Make an exact copy of the lines, leaving the pictures out.

◆ Data:
★ ★ ★ ★ ★ ★ ★
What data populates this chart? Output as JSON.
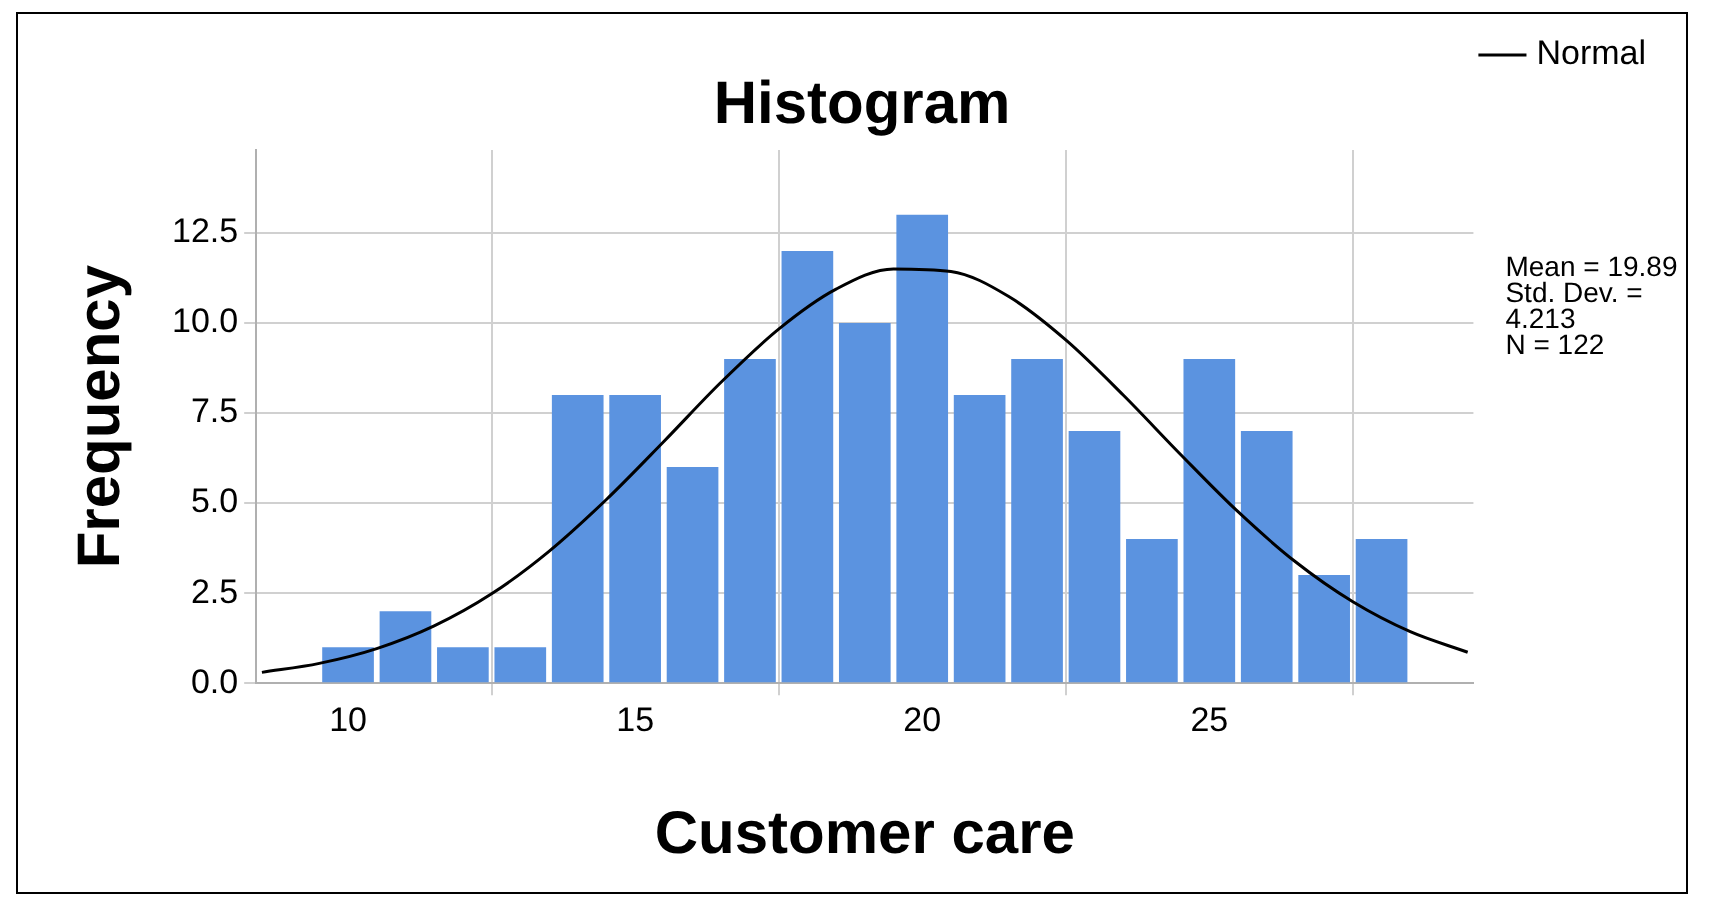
{
  "chart_data": {
    "type": "histogram",
    "title": "Histogram",
    "xlabel": "Customer care",
    "ylabel": "Frequency",
    "bins": [
      9.5,
      10.5,
      11.5,
      12.5,
      13.5,
      14.5,
      15.5,
      16.5,
      17.5,
      18.5,
      19.5,
      20.5,
      21.5,
      22.5,
      23.5,
      24.5,
      25.5,
      26.5,
      27.5,
      28.5
    ],
    "values": [
      1,
      2,
      1,
      1,
      8,
      8,
      6,
      9,
      12,
      10,
      13,
      8,
      9,
      7,
      4,
      9,
      7,
      3,
      4
    ],
    "color": "#5b93e0",
    "series": [
      {
        "name": "Normal",
        "type": "line",
        "color": "#000000",
        "x": [
          8.5,
          9.5,
          10.5,
          11.5,
          12.5,
          13.5,
          14.5,
          15.5,
          16.5,
          17.5,
          18.5,
          19.5,
          20.5,
          21.5,
          22.5,
          23.5,
          24.5,
          25.5,
          26.5,
          27.5,
          28.5,
          29.5
        ],
        "values": [
          0.3,
          0.55,
          0.96,
          1.59,
          2.48,
          3.66,
          5.1,
          6.71,
          8.36,
          9.83,
          10.94,
          11.5,
          11.43,
          10.74,
          9.53,
          8.0,
          6.35,
          4.76,
          3.37,
          2.26,
          1.43,
          0.86
        ]
      }
    ],
    "xlim": [
      8.4,
      29.6
    ],
    "xticks": [
      10,
      15,
      20,
      25
    ],
    "ylim": [
      0,
      14.8
    ],
    "yticks": [
      {
        "value": 0,
        "label": "0.0"
      },
      {
        "value": 2.5,
        "label": "2.5"
      },
      {
        "value": 5,
        "label": "5.0"
      },
      {
        "value": 7.5,
        "label": "7.5"
      },
      {
        "value": 10,
        "label": "10.0"
      },
      {
        "value": 12.5,
        "label": "12.5"
      }
    ],
    "grid": true,
    "legend": "top right",
    "marker": "none",
    "line_style": "solid",
    "annotations": [
      "Mean = 19.89",
      "Std. Dev. =",
      "4.213",
      "N = 122"
    ]
  }
}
★ ★ ★ ★ ★ ★ ★
◆ Output:
What data populates this chart? Output as JSON.
{
  "chart_data": {
    "type": "histogram",
    "title": "Histogram",
    "xlabel": "Customer care",
    "ylabel": "Frequency",
    "bins": [
      9.5,
      10.5,
      11.5,
      12.5,
      13.5,
      14.5,
      15.5,
      16.5,
      17.5,
      18.5,
      19.5,
      20.5,
      21.5,
      22.5,
      23.5,
      24.5,
      25.5,
      26.5,
      27.5,
      28.5
    ],
    "values": [
      1,
      2,
      1,
      1,
      8,
      8,
      6,
      9,
      12,
      10,
      13,
      8,
      9,
      7,
      4,
      9,
      7,
      3,
      4
    ],
    "color": "#5b93e0",
    "series": [
      {
        "name": "Normal",
        "type": "line",
        "color": "#000000",
        "x": [
          8.5,
          9.5,
          10.5,
          11.5,
          12.5,
          13.5,
          14.5,
          15.5,
          16.5,
          17.5,
          18.5,
          19.5,
          20.5,
          21.5,
          22.5,
          23.5,
          24.5,
          25.5,
          26.5,
          27.5,
          28.5,
          29.5
        ],
        "values": [
          0.3,
          0.55,
          0.96,
          1.59,
          2.48,
          3.66,
          5.1,
          6.71,
          8.36,
          9.83,
          10.94,
          11.5,
          11.43,
          10.74,
          9.53,
          8.0,
          6.35,
          4.76,
          3.37,
          2.26,
          1.43,
          0.86
        ]
      }
    ],
    "xlim": [
      8.4,
      29.6
    ],
    "xticks": [
      10,
      15,
      20,
      25
    ],
    "ylim": [
      0,
      14.8
    ],
    "yticks": [
      {
        "value": 0,
        "label": "0.0"
      },
      {
        "value": 2.5,
        "label": "2.5"
      },
      {
        "value": 5,
        "label": "5.0"
      },
      {
        "value": 7.5,
        "label": "7.5"
      },
      {
        "value": 10,
        "label": "10.0"
      },
      {
        "value": 12.5,
        "label": "12.5"
      }
    ],
    "grid": true,
    "legend": "top right",
    "marker": "none",
    "line_style": "solid",
    "annotations": [
      "Mean = 19.89",
      "Std. Dev. =",
      "4.213",
      "N = 122"
    ]
  }
}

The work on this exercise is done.